TASK INSTRUCTIONS:
Transcribe every record that appears below, exactly and in full.

AVAILABLE DATA:
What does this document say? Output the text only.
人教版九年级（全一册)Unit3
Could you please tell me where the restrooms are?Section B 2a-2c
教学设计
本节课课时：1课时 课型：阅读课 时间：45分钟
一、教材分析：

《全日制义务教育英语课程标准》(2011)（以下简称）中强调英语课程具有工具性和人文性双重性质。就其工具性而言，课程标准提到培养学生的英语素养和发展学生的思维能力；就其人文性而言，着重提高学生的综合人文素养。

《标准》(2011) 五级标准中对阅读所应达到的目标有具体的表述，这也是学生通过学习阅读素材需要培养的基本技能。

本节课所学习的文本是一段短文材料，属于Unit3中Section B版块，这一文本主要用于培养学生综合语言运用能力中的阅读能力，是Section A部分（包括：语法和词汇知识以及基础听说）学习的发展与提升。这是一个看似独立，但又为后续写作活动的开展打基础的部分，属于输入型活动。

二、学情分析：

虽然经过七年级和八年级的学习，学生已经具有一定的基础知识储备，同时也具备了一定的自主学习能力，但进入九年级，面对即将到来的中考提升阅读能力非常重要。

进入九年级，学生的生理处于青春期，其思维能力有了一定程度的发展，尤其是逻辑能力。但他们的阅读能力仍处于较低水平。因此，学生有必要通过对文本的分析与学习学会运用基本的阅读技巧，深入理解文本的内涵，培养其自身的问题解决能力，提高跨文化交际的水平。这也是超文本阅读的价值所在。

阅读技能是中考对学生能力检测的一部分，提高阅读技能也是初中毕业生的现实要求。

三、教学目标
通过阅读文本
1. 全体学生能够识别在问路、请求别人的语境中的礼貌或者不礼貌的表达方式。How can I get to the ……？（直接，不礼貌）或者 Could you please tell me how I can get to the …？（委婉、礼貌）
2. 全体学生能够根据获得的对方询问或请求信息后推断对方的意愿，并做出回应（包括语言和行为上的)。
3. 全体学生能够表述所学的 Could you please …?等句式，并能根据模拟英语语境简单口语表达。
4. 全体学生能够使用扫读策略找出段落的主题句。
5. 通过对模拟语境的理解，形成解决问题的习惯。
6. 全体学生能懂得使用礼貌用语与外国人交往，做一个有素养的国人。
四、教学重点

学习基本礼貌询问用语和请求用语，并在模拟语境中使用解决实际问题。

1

TASK ANSWER:
What does this document say? Output the text only.
人教版九年级（全一册)Unit3
Could you please tell me where the restrooms are?Section B 2a-2c
教学设计
本节课课时：1课时 课型：阅读课 时间：45分钟
一、教材分析：

《全日制义务教育英语课程标准》(2011)（以下简称）中强调英语课程具有工具性和人文性双重性质。就其工具性而言，课程标准提到培养学生的英语素养和发展学生的思维能力；就其人文性而言，着重提高学生的综合人文素养。

《标准》(2011) 五级标准中对阅读所应达到的目标有具体的表述，这也是学生通过学习阅读素材需要培养的基本技能。

本节课所学习的文本是一段短文材料，属于Unit3中Section B版块，这一文本主要用于培养学生综合语言运用能力中的阅读能力，是Section A部分（包括：语法和词汇知识以及基础听说）学习的发展与提升。这是一个看似独立，但又为后续写作活动的开展打基础的部分，属于输入型活动。

二、学情分析：

虽然经过七年级和八年级的学习，学生已经具有一定的基础知识储备，同时也具备了一定的自主学习能力，但进入九年级，面对即将到来的中考提升阅读能力非常重要。

进入九年级，学生的生理处于青春期，其思维能力有了一定程度的发展，尤其是逻辑能力。但他们的阅读能力仍处于较低水平。因此，学生有必要通过对文本的分析与学习学会运用基本的阅读技巧，深入理解文本的内涵，培养其自身的问题解决能力，提高跨文化交际的水平。这也是超文本阅读的价值所在。

阅读技能是中考对学生能力检测的一部分，提高阅读技能也是初中毕业生的现实要求。

三、教学目标
通过阅读文本
1. 全体学生能够识别在问路、请求别人的语境中的礼貌或者不礼貌的表达方式。How can I get to the ……？（直接，不礼貌）或者 Could you please tell me how I can get to the …？（委婉、礼貌）
2. 全体学生能够根据获得的对方询问或请求信息后推断对方的意愿，并做出回应（包括语言和行为上的)。
3. 全体学生能够表述所学的 Could you please …?等句式，并能根据模拟英语语境简单口语表达。
4. 全体学生能够使用扫读策略找出段落的主题句。
5. 通过对模拟语境的理解，形成解决问题的习惯。
6. 全体学生能懂得使用礼貌用语与外国人交往，做一个有素养的国人。
四、教学重点

学习基本礼貌询问用语和请求用语，并在模拟语境中使用解决实际问题。

1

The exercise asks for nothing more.